> [Set exercise] Where a line contains the string "optimism", copy that line.

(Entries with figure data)
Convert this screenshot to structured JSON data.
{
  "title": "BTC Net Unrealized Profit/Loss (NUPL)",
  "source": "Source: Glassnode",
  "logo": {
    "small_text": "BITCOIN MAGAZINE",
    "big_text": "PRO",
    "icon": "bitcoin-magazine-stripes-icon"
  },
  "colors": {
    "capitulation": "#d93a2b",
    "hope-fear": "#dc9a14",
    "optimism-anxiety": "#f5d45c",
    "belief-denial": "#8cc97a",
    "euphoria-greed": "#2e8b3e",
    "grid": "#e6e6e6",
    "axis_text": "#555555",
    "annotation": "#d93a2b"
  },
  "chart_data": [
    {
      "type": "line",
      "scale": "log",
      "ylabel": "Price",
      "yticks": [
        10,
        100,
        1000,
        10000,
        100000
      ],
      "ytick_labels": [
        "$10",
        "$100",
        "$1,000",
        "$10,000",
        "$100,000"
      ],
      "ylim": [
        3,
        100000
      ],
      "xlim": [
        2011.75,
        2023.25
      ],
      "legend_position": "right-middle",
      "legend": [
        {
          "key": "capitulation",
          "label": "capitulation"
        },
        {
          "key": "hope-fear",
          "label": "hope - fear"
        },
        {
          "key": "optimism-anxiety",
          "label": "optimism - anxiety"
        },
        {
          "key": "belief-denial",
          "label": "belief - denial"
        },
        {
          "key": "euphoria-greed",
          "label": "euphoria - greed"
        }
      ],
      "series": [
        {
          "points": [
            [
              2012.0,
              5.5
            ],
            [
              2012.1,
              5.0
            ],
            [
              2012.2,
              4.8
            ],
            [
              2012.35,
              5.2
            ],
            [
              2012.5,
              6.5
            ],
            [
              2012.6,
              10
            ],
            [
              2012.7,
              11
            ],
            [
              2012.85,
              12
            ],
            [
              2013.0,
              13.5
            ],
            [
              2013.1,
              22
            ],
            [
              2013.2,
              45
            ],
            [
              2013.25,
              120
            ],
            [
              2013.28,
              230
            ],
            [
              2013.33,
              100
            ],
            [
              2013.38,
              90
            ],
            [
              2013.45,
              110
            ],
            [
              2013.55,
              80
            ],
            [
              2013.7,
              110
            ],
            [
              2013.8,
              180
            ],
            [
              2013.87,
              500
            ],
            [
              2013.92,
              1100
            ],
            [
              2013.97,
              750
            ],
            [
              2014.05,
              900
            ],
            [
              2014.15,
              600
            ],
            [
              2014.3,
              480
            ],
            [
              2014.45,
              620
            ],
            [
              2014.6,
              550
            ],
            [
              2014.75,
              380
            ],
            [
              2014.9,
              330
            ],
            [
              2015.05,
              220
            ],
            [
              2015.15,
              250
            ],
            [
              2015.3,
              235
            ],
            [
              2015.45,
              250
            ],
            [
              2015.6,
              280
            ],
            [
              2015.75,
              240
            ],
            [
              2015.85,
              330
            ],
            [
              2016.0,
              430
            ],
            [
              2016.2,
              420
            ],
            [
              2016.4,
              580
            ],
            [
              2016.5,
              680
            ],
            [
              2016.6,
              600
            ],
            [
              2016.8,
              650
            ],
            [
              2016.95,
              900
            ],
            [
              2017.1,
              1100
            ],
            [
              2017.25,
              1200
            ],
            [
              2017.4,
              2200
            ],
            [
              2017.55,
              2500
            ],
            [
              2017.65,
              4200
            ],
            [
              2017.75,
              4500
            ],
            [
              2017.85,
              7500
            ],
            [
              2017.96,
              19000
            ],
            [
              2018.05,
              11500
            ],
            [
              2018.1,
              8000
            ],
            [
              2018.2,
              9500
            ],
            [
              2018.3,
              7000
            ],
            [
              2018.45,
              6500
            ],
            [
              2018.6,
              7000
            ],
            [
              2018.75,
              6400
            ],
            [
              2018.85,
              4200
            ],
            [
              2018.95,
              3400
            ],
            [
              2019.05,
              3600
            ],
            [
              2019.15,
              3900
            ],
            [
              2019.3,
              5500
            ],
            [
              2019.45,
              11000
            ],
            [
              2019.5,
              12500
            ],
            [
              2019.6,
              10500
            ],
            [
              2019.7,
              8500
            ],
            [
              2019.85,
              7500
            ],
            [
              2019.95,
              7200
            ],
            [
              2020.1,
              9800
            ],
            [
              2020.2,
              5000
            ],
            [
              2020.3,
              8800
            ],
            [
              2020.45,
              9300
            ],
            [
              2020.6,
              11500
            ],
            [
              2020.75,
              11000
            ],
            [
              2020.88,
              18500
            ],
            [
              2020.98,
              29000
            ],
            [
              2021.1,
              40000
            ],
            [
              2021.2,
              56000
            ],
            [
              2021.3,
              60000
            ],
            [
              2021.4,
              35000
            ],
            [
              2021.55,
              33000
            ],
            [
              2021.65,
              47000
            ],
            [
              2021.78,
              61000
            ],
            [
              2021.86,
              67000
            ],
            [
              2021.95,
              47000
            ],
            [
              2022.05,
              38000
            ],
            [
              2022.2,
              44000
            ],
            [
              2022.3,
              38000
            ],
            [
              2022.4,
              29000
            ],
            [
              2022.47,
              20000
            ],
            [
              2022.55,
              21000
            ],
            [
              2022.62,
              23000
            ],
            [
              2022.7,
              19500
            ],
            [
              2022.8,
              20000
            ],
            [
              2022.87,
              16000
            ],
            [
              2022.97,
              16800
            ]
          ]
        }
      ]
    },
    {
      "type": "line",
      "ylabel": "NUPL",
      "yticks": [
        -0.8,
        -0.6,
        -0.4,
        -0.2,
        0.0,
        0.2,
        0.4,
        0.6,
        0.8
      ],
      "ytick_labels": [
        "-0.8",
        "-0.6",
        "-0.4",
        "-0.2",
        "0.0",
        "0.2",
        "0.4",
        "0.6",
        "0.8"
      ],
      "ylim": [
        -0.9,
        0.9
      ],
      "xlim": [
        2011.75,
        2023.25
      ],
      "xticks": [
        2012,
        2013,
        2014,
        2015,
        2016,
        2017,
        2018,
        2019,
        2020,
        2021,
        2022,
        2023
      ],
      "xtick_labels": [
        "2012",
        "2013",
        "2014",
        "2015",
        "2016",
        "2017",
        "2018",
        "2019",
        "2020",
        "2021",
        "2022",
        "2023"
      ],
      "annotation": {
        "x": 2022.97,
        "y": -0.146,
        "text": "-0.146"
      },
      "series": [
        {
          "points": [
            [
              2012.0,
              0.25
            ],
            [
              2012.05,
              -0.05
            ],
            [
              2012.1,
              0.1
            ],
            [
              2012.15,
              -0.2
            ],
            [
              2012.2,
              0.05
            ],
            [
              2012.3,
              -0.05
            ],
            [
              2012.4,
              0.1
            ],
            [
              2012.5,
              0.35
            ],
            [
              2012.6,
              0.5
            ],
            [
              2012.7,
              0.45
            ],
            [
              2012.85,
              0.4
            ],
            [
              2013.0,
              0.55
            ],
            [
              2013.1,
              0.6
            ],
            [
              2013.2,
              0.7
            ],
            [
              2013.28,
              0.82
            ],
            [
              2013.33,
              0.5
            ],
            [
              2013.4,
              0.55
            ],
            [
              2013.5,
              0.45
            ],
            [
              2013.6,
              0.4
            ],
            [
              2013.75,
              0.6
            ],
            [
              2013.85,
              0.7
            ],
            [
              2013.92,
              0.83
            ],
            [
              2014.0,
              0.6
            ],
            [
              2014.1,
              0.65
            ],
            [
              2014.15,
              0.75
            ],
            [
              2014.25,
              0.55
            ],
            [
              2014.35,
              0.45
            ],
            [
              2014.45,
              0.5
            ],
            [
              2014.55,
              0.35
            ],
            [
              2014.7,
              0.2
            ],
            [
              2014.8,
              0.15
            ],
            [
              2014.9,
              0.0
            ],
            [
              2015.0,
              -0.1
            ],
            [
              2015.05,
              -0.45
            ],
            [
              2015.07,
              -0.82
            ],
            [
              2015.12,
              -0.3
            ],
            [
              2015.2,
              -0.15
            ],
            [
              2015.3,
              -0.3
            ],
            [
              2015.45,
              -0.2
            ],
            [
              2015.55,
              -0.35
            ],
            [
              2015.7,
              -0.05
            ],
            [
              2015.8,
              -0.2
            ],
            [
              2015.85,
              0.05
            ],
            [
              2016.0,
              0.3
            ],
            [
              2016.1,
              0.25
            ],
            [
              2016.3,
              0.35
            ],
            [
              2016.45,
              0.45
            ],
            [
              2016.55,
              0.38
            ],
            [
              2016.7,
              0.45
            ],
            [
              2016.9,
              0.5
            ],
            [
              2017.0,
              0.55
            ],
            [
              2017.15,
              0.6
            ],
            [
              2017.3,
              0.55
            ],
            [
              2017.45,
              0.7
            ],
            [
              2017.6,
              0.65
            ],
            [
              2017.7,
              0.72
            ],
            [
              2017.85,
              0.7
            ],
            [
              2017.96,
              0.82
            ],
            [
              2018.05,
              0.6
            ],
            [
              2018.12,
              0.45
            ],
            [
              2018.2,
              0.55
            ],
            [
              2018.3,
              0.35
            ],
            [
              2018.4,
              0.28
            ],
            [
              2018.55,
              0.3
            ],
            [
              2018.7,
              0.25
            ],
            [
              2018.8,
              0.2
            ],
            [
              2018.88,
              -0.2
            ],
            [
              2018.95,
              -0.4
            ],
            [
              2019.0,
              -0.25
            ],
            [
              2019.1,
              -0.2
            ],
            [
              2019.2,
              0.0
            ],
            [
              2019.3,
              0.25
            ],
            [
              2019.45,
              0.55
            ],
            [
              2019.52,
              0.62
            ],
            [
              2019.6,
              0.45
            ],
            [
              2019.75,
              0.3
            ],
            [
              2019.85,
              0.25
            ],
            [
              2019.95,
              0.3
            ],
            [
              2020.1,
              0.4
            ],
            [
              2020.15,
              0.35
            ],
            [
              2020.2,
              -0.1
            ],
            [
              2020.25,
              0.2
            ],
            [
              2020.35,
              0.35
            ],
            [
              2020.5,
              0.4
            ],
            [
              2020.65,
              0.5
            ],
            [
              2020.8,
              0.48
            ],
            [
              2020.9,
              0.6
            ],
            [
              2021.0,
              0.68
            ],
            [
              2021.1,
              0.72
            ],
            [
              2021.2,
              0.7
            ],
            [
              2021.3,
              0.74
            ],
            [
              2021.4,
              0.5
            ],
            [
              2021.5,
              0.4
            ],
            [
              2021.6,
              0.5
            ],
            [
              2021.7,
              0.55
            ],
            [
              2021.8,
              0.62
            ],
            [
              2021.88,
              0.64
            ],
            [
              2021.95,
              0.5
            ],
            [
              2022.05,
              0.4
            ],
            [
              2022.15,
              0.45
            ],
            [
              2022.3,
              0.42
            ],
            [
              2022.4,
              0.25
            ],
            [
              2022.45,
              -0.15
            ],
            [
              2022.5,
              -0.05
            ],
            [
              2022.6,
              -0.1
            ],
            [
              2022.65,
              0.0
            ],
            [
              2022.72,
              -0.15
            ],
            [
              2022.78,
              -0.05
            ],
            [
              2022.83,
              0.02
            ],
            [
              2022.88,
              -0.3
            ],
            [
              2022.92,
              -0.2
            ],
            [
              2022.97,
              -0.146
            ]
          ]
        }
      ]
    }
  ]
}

> [Result below]
    "optimism-anxiety": "#f5d45c",
          "key": "optimism-anxiety",
          "label": "optimism - anxiety"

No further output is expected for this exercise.